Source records
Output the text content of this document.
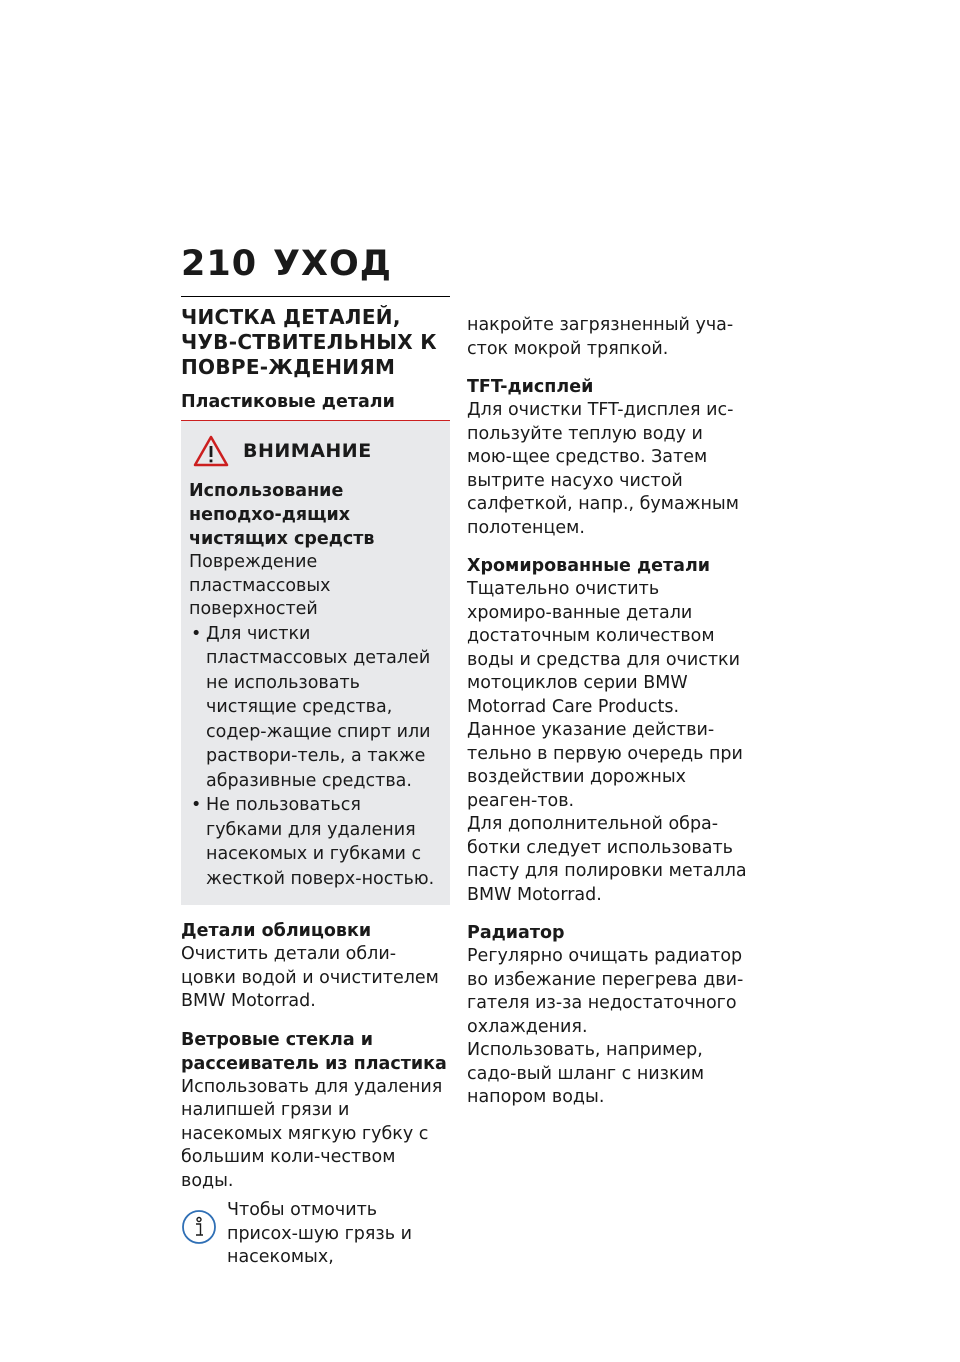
210 УХОД
ЧИСТКА ДЕТАЛЕЙ, ЧУВ-СТВИТЕЛЬНЫХ К ПОВРЕ-ЖДЕНИЯМ
Пластиковые детали
ВНИМАНИЕ

Использование неподхо-дящих чистящих средств

Повреждение пластмассовых поверхностей

• Для чистки пластмассовых деталей не использовать чистящие средства, содер-жащие спирт или раствори-тель, а также абразивные средства.
• Не пользоваться губками для удаления насекомых и губками с жесткой поверх-ностью.
Детали облицовки

Очистить детали обли-цовки водой и очистителем BMW Motorrad.

Ветровые стекла и рассеиватель из пластика

Использовать для удаления налипшей грязи и насекомых мягкую губку с большим коли-чеством воды.

Чтобы отмочить присох-шую грязь и насекомых,

накройте загрязненный уча-сток мокрой тряпкой.

TFT-дисплей

Для очистки TFT-дисплея ис-пользуйте теплую воду и мою-щее средство. Затем вытрите насухо чистой салфеткой, напр., бумажным полотенцем.

Хромированные детали

Тщательно очистить хромиро-ванные детали достаточным количеством воды и средства для очистки мотоциклов серии BMW Motorrad Care Products.

Данное указание действи-тельно в первую очередь при воздействии дорожных реаген-тов.

Для дополнительной обра-ботки следует использовать пасту для полировки металла BMW Motorrad.

Радиатор

Регулярно очищать радиатор во избежание перегрева дви-гателя из-за недостаточного охлаждения.

Использовать, например, садо-вый шланг с низким напором воды.
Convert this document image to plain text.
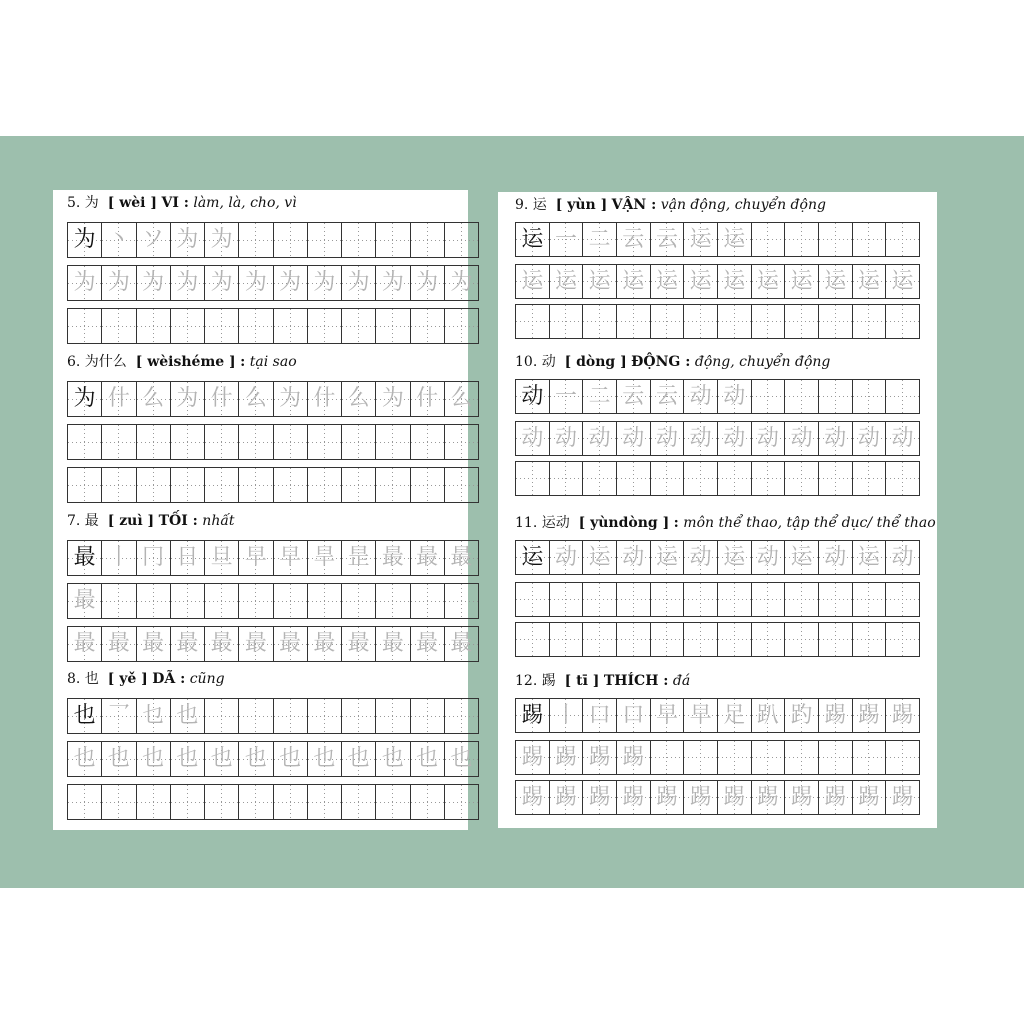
5. 为 [ wèi ] VI : làm, là, cho, vì
为 丶 ソ 为 为
为 为 为 为 为 为 为 为 为 为 为 为
6. 为什么 [ wèishéme ] : tại sao
为 什 么 为 什 么 为 什 么 为 什 么
7. 最 [ zuì ] TỐI : nhất
最 丨 冂 日 旦 早 早 旱 昰 最 最 最
最
最 最 最 最 最 最 最 最 最 最 最 最
8. 也 [ yě ] DÃ : cũng
也 乛 乜 也
也 也 也 也 也 也 也 也 也 也 也 也
9. 运 [ yùn ] VẬN : vận động, chuyển động
运 一 二 云 云 运 运
运 运 运 运 运 运 运 运 运 运 运 运
10. 动 [ dòng ] ĐỘNG : động, chuyển động
动 一 二 云 云 动 动
动 动 动 动 动 动 动 动 动 动 动 动
11. 运动 [ yùndòng ] : môn thể thao, tập thể dục/ thể thao
运 动 运 动 运 动 运 动 运 动 运 动
12. 踢 [ tī ] THÍCH : đá
踢 丨 口 口 早 早 足 趴 趵 踢 踢 踢
踢 踢 踢 踢
踢 踢 踢 踢 踢 踢 踢 踢 踢 踢 踢 踢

DO THIS
Begin with the line that contains "Convert this document image to plain text." and repeat every line through the end of the data, exactly and only those lines, leaving out the pictures.

TASK RESULT
Convert this document image to plain text.
5. 为 [ wèi ] VI : làm, là, cho, vì
为 丶 ソ 为 为
为 为 为 为 为 为 为 为 为 为 为 为
6. 为什么 [ wèishéme ] : tại sao
为 什 么 为 什 么 为 什 么 为 什 么
7. 最 [ zuì ] TỐI : nhất
最 丨 冂 日 旦 早 早 旱 昰 最 最 最
最
最 最 最 最 最 最 最 最 最 最 最 最
8. 也 [ yě ] DÃ : cũng
也 乛 乜 也
也 也 也 也 也 也 也 也 也 也 也 也
9. 运 [ yùn ] VẬN : vận động, chuyển động
运 一 二 云 云 运 运
运 运 运 运 运 运 运 运 运 运 运 运
10. 动 [ dòng ] ĐỘNG : động, chuyển động
动 一 二 云 云 动 动
动 动 动 动 动 动 动 动 动 动 动 动
11. 运动 [ yùndòng ] : môn thể thao, tập thể dục/ thể thao
运 动 运 动 运 动 运 动 运 动 运 动
12. 踢 [ tī ] THÍCH : đá
踢 丨 口 口 早 早 足 趴 趵 踢 踢 踢
踢 踢 踢 踢
踢 踢 踢 踢 踢 踢 踢 踢 踢 踢 踢 踢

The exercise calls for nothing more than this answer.